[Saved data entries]
* * * *

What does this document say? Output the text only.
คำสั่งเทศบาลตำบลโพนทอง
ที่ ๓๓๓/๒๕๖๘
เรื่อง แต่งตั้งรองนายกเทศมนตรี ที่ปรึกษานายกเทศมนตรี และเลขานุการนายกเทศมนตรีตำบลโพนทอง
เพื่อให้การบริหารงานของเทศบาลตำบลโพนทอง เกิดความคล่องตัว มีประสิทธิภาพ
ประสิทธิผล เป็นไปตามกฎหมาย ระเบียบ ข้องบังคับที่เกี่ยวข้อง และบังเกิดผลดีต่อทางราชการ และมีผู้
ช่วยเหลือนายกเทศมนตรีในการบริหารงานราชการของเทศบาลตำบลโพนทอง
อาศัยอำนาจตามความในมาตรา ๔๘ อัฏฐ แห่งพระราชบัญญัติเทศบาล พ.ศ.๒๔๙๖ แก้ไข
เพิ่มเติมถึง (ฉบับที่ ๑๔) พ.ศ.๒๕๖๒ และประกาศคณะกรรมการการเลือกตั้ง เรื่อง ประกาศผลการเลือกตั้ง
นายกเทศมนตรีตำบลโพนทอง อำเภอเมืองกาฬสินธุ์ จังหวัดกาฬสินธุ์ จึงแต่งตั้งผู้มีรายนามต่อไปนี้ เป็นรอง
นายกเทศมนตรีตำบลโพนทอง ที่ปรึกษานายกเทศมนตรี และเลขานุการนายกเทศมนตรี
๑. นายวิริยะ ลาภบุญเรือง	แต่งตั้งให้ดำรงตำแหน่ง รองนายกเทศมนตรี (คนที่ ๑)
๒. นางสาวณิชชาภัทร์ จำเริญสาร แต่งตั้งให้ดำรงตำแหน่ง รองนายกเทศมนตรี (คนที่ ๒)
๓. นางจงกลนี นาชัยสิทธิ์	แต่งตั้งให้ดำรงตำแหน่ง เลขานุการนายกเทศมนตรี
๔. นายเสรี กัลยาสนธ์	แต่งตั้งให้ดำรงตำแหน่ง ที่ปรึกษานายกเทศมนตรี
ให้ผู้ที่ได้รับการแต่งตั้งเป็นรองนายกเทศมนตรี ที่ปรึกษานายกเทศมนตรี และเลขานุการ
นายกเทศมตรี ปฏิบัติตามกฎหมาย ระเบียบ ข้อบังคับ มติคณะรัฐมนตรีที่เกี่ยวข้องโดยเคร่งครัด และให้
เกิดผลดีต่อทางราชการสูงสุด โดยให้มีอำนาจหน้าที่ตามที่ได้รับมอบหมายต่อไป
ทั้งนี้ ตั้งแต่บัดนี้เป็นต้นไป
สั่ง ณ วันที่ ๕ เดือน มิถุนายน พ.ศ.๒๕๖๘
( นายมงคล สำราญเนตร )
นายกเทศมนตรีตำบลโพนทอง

* * * *

**Required work**
Count how many lines in the data above hold the string "และเลขาน", and give the number with no other words.

**Result**
3